--- BEGIN Records to use ---

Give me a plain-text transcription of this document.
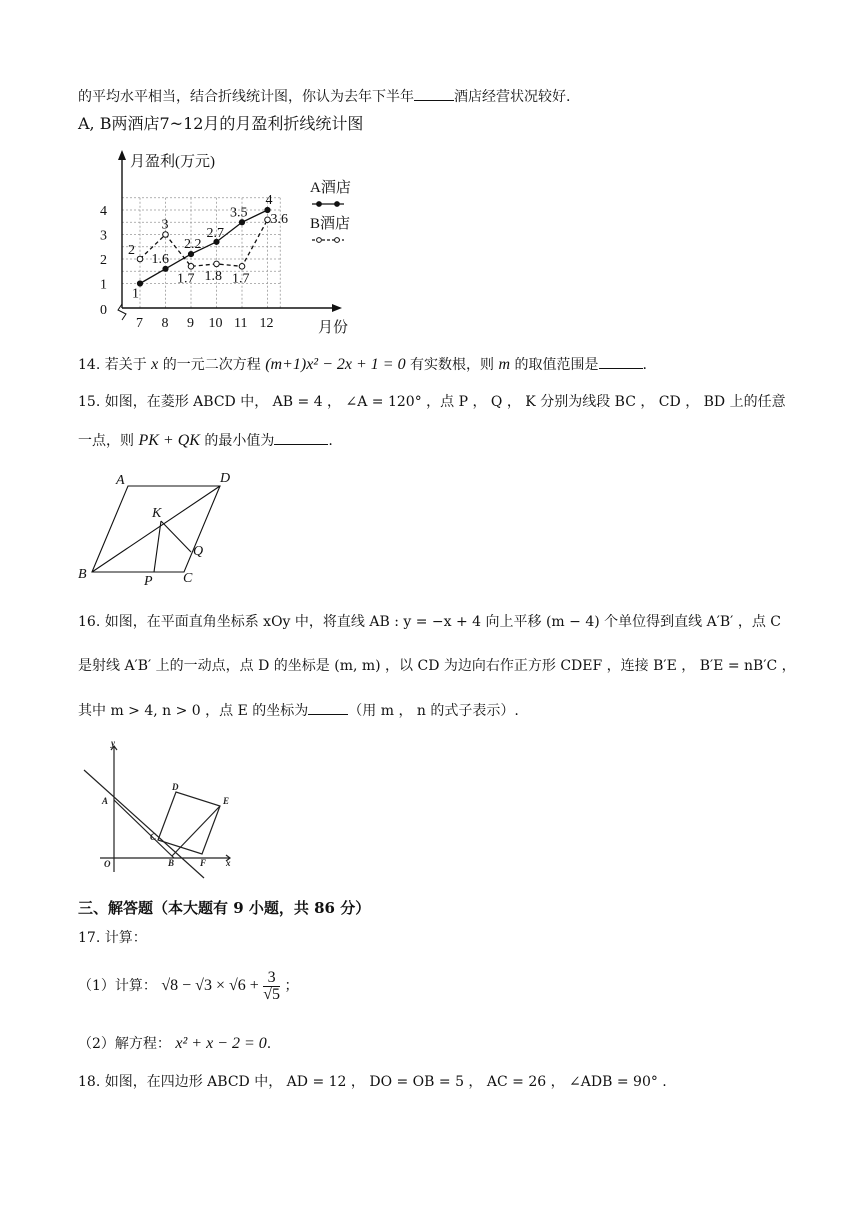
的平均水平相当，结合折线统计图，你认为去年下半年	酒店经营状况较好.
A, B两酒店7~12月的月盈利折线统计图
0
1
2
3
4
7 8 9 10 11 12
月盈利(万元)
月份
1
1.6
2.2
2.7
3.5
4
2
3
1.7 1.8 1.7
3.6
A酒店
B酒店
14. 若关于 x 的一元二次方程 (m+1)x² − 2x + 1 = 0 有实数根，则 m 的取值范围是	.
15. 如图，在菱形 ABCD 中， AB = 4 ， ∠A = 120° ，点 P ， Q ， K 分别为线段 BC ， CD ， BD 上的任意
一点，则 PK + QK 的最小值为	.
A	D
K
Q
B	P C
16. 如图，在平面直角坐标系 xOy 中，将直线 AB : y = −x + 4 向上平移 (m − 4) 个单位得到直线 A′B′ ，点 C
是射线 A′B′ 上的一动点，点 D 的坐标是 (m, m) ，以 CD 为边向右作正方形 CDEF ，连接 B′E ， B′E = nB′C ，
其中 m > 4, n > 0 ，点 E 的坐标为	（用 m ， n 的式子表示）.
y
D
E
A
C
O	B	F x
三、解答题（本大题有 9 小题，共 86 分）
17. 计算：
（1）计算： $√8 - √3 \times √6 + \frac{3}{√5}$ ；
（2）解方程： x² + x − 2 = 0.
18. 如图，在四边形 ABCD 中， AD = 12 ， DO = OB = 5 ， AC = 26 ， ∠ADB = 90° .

--- END Records to use ---
--- BEGIN Records to use ---

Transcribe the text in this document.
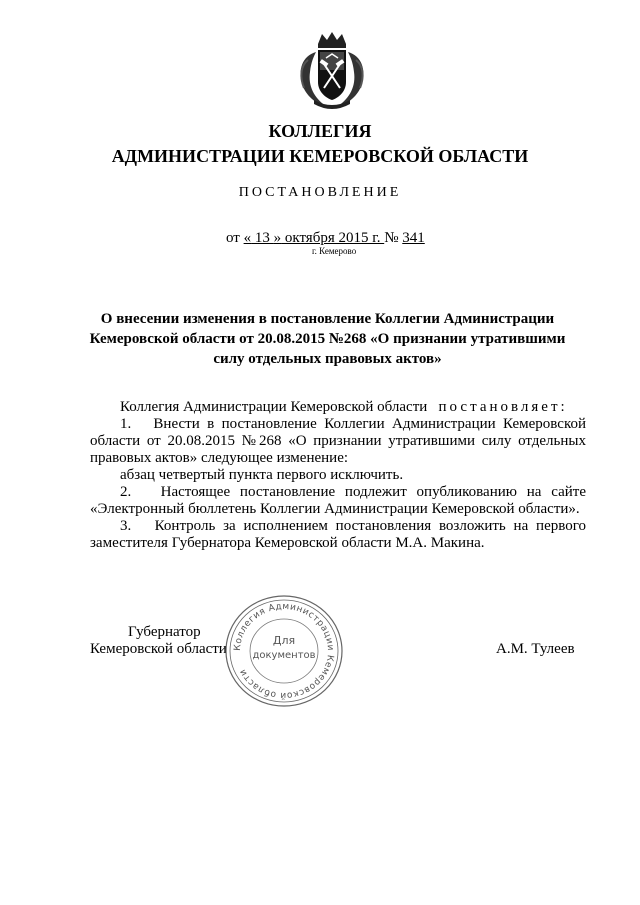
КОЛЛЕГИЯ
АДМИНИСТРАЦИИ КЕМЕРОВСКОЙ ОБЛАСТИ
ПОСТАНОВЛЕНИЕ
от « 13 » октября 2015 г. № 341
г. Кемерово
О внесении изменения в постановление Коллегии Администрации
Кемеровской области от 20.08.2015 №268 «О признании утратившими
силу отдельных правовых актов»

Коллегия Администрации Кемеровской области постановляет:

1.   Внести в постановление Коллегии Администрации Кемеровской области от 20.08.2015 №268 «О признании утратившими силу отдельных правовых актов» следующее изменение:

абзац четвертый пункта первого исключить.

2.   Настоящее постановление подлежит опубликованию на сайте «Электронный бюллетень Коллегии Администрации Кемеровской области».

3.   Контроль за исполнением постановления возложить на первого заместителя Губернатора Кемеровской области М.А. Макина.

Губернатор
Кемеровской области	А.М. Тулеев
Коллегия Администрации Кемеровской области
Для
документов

--- END Records to use ---

Search the records for the string "Коллегии" and return every line in which it occurs.

Task output:
О внесении изменения в постановление Коллегии Администрации
1.   Внести в постановление Коллегии Администрации Кемеровской области от 20.08.2015 №268 «О признании утратившими силу отдельных правовых актов» следующее изменение:
2.   Настоящее постановление подлежит опубликованию на сайте «Электронный бюллетень Коллегии Администрации Кемеровской области».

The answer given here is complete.